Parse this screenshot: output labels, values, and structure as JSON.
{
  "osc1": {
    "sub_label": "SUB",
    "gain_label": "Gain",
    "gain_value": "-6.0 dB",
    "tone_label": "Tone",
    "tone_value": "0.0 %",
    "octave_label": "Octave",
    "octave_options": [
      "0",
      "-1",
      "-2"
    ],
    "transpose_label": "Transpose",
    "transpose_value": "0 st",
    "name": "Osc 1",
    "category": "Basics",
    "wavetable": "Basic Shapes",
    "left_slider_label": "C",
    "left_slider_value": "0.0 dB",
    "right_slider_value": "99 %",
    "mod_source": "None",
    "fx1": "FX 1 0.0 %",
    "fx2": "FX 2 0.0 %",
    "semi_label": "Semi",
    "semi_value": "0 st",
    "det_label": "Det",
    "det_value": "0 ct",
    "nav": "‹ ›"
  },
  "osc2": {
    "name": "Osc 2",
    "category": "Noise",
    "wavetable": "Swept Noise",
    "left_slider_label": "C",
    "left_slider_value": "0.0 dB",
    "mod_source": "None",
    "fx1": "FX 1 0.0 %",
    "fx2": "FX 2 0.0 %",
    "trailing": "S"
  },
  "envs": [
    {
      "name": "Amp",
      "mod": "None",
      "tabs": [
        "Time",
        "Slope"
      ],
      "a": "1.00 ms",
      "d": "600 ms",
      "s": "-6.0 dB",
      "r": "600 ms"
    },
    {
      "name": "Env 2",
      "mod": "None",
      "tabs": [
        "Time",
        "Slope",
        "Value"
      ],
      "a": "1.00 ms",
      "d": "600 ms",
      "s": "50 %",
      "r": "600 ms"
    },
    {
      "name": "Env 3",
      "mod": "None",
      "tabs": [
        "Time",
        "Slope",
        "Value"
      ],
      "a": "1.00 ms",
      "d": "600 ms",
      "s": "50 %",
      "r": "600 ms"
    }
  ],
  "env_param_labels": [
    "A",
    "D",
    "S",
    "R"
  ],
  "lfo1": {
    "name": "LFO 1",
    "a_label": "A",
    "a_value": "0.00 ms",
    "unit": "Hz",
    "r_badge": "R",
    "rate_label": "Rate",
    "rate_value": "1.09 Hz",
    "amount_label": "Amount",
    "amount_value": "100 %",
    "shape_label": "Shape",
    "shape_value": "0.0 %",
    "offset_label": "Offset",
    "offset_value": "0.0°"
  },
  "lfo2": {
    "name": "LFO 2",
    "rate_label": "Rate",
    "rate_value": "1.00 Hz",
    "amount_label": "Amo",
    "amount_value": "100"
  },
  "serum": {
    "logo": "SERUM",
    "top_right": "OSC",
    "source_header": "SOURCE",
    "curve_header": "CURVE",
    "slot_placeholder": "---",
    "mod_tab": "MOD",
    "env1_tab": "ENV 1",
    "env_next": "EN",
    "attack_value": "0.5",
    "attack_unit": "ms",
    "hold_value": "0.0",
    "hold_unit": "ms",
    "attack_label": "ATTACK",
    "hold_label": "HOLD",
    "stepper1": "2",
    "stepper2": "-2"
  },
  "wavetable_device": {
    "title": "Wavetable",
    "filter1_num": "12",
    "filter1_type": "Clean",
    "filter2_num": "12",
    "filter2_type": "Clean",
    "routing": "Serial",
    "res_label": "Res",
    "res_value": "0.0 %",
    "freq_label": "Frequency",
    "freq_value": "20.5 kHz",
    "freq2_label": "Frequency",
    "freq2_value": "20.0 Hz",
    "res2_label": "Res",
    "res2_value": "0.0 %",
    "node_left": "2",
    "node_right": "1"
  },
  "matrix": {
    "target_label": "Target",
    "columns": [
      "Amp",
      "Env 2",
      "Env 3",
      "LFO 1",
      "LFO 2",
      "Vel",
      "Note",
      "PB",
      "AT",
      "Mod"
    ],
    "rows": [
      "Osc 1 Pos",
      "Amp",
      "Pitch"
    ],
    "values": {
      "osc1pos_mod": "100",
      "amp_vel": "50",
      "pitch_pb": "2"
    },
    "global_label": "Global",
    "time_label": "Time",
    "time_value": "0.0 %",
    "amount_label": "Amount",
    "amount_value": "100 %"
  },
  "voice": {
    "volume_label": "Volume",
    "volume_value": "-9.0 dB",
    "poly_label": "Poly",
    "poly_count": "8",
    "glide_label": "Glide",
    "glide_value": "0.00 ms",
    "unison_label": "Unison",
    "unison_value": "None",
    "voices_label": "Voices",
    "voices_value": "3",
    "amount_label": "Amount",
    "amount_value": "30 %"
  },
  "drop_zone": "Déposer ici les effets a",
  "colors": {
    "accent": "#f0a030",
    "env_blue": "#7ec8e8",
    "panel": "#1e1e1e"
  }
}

++++++++++

◆ Written task ◆
Using the exact wording, write out all of the records.

◆ Written answer ◆
Parse this screenshot: output labels, values, and structure as JSON.
{
  "osc1": {
    "sub_label": "SUB",
    "gain_label": "Gain",
    "gain_value": "-6.0 dB",
    "tone_label": "Tone",
    "tone_value": "0.0 %",
    "octave_label": "Octave",
    "octave_options": [
      "0",
      "-1",
      "-2"
    ],
    "transpose_label": "Transpose",
    "transpose_value": "0 st",
    "name": "Osc 1",
    "category": "Basics",
    "wavetable": "Basic Shapes",
    "left_slider_label": "C",
    "left_slider_value": "0.0 dB",
    "right_slider_value": "99 %",
    "mod_source": "None",
    "fx1": "FX 1 0.0 %",
    "fx2": "FX 2 0.0 %",
    "semi_label": "Semi",
    "semi_value": "0 st",
    "det_label": "Det",
    "det_value": "0 ct",
    "nav": "‹ ›"
  },
  "osc2": {
    "name": "Osc 2",
    "category": "Noise",
    "wavetable": "Swept Noise",
    "left_slider_label": "C",
    "left_slider_value": "0.0 dB",
    "mod_source": "None",
    "fx1": "FX 1 0.0 %",
    "fx2": "FX 2 0.0 %",
    "trailing": "S"
  },
  "envs": [
    {
      "name": "Amp",
      "mod": "None",
      "tabs": [
        "Time",
        "Slope"
      ],
      "a": "1.00 ms",
      "d": "600 ms",
      "s": "-6.0 dB",
      "r": "600 ms"
    },
    {
      "name": "Env 2",
      "mod": "None",
      "tabs": [
        "Time",
        "Slope",
        "Value"
      ],
      "a": "1.00 ms",
      "d": "600 ms",
      "s": "50 %",
      "r": "600 ms"
    },
    {
      "name": "Env 3",
      "mod": "None",
      "tabs": [
        "Time",
        "Slope",
        "Value"
      ],
      "a": "1.00 ms",
      "d": "600 ms",
      "s": "50 %",
      "r": "600 ms"
    }
  ],
  "env_param_labels": [
    "A",
    "D",
    "S",
    "R"
  ],
  "lfo1": {
    "name": "LFO 1",
    "a_label": "A",
    "a_value": "0.00 ms",
    "unit": "Hz",
    "r_badge": "R",
    "rate_label": "Rate",
    "rate_value": "1.09 Hz",
    "amount_label": "Amount",
    "amount_value": "100 %",
    "shape_label": "Shape",
    "shape_value": "0.0 %",
    "offset_label": "Offset",
    "offset_value": "0.0°"
  },
  "lfo2": {
    "name": "LFO 2",
    "rate_label": "Rate",
    "rate_value": "1.00 Hz",
    "amount_label": "Amo",
    "amount_value": "100"
  },
  "serum": {
    "logo": "SERUM",
    "top_right": "OSC",
    "source_header": "SOURCE",
    "curve_header": "CURVE",
    "slot_placeholder": "---",
    "mod_tab": "MOD",
    "env1_tab": "ENV 1",
    "env_next": "EN",
    "attack_value": "0.5",
    "attack_unit": "ms",
    "hold_value": "0.0",
    "hold_unit": "ms",
    "attack_label": "ATTACK",
    "hold_label": "HOLD",
    "stepper1": "2",
    "stepper2": "-2"
  },
  "wavetable_device": {
    "title": "Wavetable",
    "filter1_num": "12",
    "filter1_type": "Clean",
    "filter2_num": "12",
    "filter2_type": "Clean",
    "routing": "Serial",
    "res_label": "Res",
    "res_value": "0.0 %",
    "freq_label": "Frequency",
    "freq_value": "20.5 kHz",
    "freq2_label": "Frequency",
    "freq2_value": "20.0 Hz",
    "res2_label": "Res",
    "res2_value": "0.0 %",
    "node_left": "2",
    "node_right": "1"
  },
  "matrix": {
    "target_label": "Target",
    "columns": [
      "Amp",
      "Env 2",
      "Env 3",
      "LFO 1",
      "LFO 2",
      "Vel",
      "Note",
      "PB",
      "AT",
      "Mod"
    ],
    "rows": [
      "Osc 1 Pos",
      "Amp",
      "Pitch"
    ],
    "values": {
      "osc1pos_mod": "100",
      "amp_vel": "50",
      "pitch_pb": "2"
    },
    "global_label": "Global",
    "time_label": "Time",
    "time_value": "0.0 %",
    "amount_label": "Amount",
    "amount_value": "100 %"
  },
  "voice": {
    "volume_label": "Volume",
    "volume_value": "-9.0 dB",
    "poly_label": "Poly",
    "poly_count": "8",
    "glide_label": "Glide",
    "glide_value": "0.00 ms",
    "unison_label": "Unison",
    "unison_value": "None",
    "voices_label": "Voices",
    "voices_value": "3",
    "amount_label": "Amount",
    "amount_value": "30 %"
  },
  "drop_zone": "Déposer ici les effets a",
  "colors": {
    "accent": "#f0a030",
    "env_blue": "#7ec8e8",
    "panel": "#1e1e1e"
  }
}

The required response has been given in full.